### Work required
Copy every line that contains the string "authority" from the entries below.

### Items
--- start ---

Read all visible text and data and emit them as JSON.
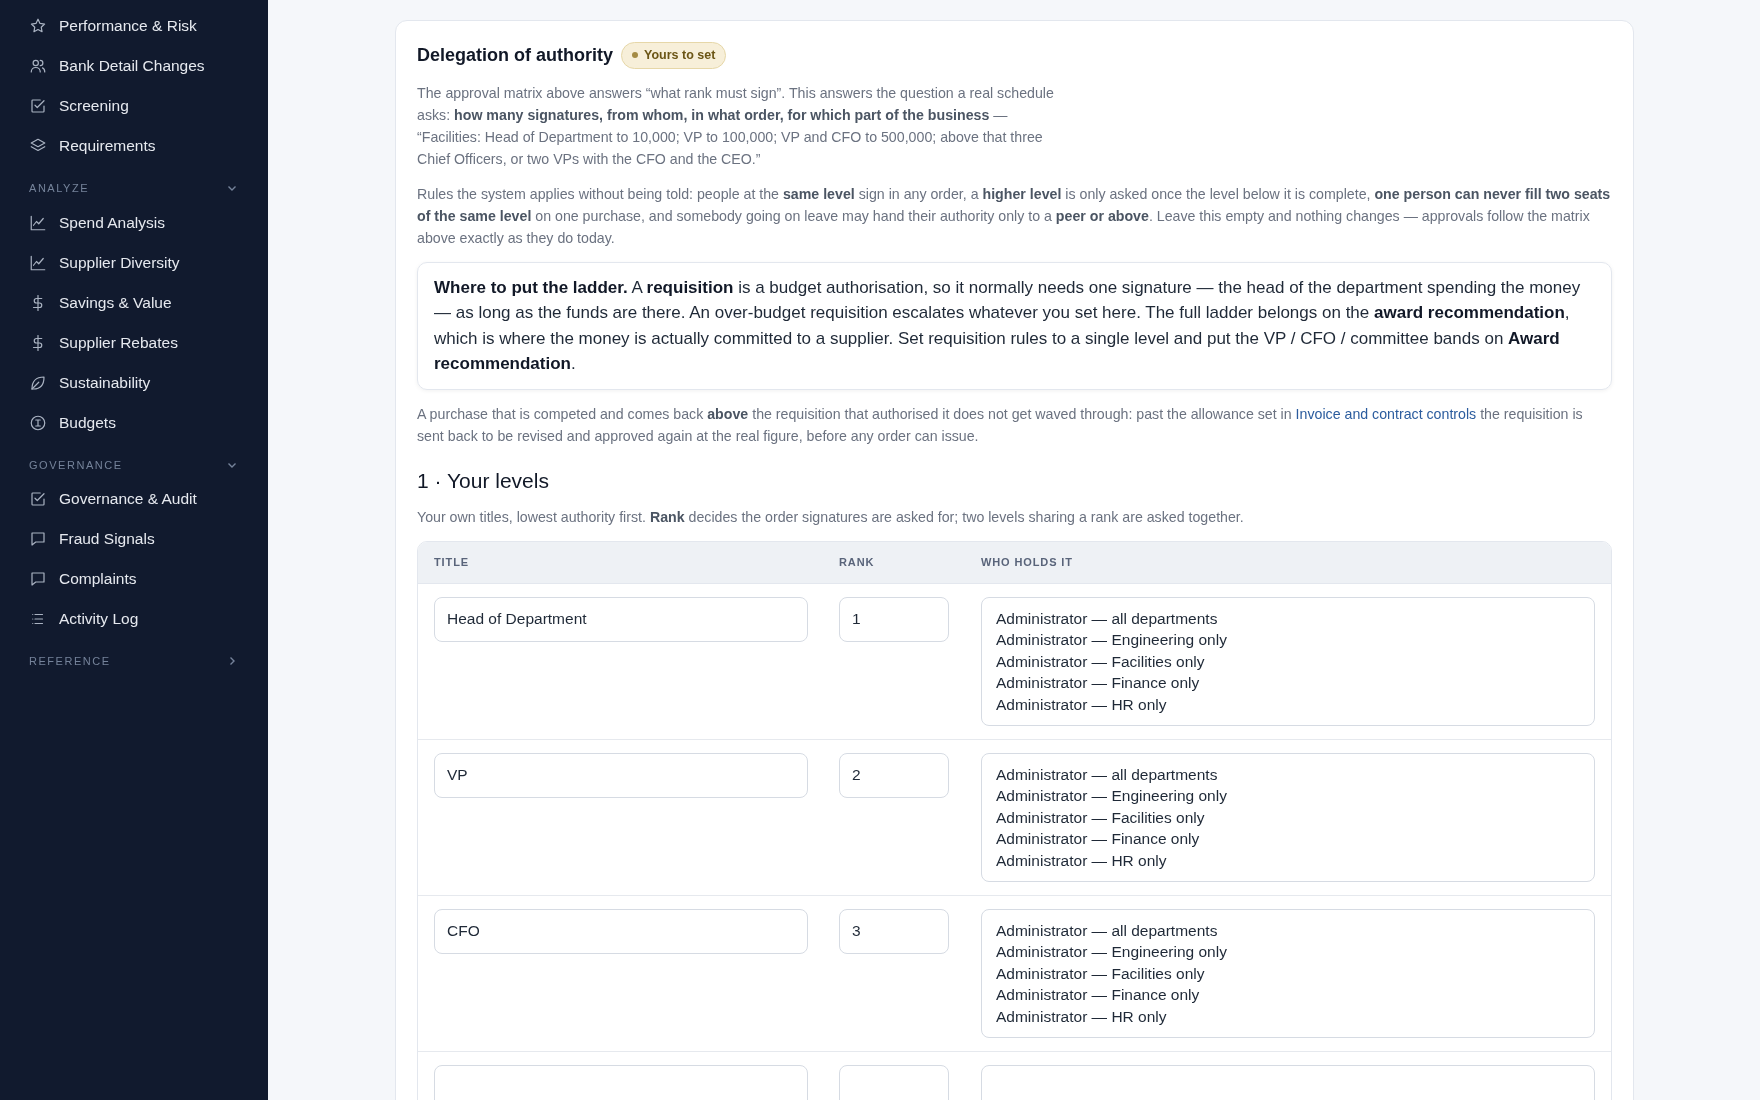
{
  "sidebar": {
    "sections": [
      {
        "items": [
          {
            "label": "Performance & Risk",
            "kind": "star"
          },
          {
            "label": "Bank Detail Changes",
            "kind": "users"
          },
          {
            "label": "Screening",
            "kind": "check"
          },
          {
            "label": "Requirements",
            "kind": "layers"
          }
        ]
      },
      {
        "heading": "ANALYZE",
        "expanded": true,
        "items": [
          {
            "label": "Spend Analysis",
            "kind": "chart"
          },
          {
            "label": "Supplier Diversity",
            "kind": "chart"
          },
          {
            "label": "Savings & Value",
            "kind": "dollar"
          },
          {
            "label": "Supplier Rebates",
            "kind": "dollar"
          },
          {
            "label": "Sustainability",
            "kind": "leaf"
          },
          {
            "label": "Budgets",
            "kind": "coin"
          }
        ]
      },
      {
        "heading": "GOVERNANCE",
        "expanded": true,
        "items": [
          {
            "label": "Governance & Audit",
            "kind": "check"
          },
          {
            "label": "Fraud Signals",
            "kind": "message"
          },
          {
            "label": "Complaints",
            "kind": "message"
          },
          {
            "label": "Activity Log",
            "kind": "list"
          }
        ]
      },
      {
        "heading": "REFERENCE",
        "expanded": false
      }
    ]
  },
  "card": {
    "title": "Delegation of authority",
    "badge": "Yours to set",
    "intro": "The approval matrix above answers “what rank must sign”. This answers the question a real schedule asks: **how many signatures, from whom, in what order, for which part of the business** — “Facilities: Head of Department to 10,000; VP to 100,000; VP and CFO to 500,000; above that three Chief Officers, or two VPs with the CFO and the CEO.”",
    "rules": "Rules the system applies without being told: people at the **same level** sign in any order, a **higher level** is only asked once the level below it is complete, **one person can never fill two seats of the same level** on one purchase, and somebody going on leave may hand their authority only to a **peer or above**. Leave this empty and nothing changes — approvals follow the matrix above exactly as they do today.",
    "callout": "**Where to put the ladder.** A **requisition** is a budget authorisation, so it normally needs one signature — the head of the department spending the money — as long as the funds are there. An over-budget requisition escalates whatever you set here. The full ladder belongs on the **award recommendation**, which is where the money is actually committed to a supplier. Set requisition rules to a single level and put the VP / CFO / committee bands on **Award recommendation**.",
    "note": {
      "before": "A purchase that is competed and comes back **above** the requisition that authorised it does not get waved through: past the allowance set in",
      "link": "Invoice and contract controls",
      "after": "the requisition is sent back to be revised and approved again at the real figure, before any order can issue."
    },
    "levels": {
      "heading": "1 · Your levels",
      "hint": "Your own titles, lowest authority first. **Rank** decides the order signatures are asked for; two levels sharing a rank are asked together.",
      "columns": [
        "TITLE",
        "RANK",
        "WHO HOLDS IT"
      ],
      "rows": [
        {
          "title": "Head of Department",
          "rank": "1",
          "holders": [
            "Administrator — all departments",
            "Administrator — Engineering only",
            "Administrator — Facilities only",
            "Administrator — Finance only",
            "Administrator — HR only"
          ]
        },
        {
          "title": "VP",
          "rank": "2",
          "holders": [
            "Administrator — all departments",
            "Administrator — Engineering only",
            "Administrator — Facilities only",
            "Administrator — Finance only",
            "Administrator — HR only"
          ]
        },
        {
          "title": "CFO",
          "rank": "3",
          "holders": [
            "Administrator — all departments",
            "Administrator — Engineering only",
            "Administrator — Facilities only",
            "Administrator — Finance only",
            "Administrator — HR only"
          ]
        },
        {}
      ]
    }
  }
}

--- end ---

### Answer to the task
    "title": "Delegation of authority",
    "rules": "Rules the system applies without being told: people at the **same level** sign in any order, a **higher level** is only asked once the level below it is complete, **one person can never fill two seats of the same level** on one purchase, and somebody going on leave may hand their authority only to a **peer or above**. Leave this empty and nothing changes — approvals follow the matrix above exactly as they do today.",
      "hint": "Your own titles, lowest authority first. **Rank** decides the order signatures are asked for; two levels sharing a rank are asked together.",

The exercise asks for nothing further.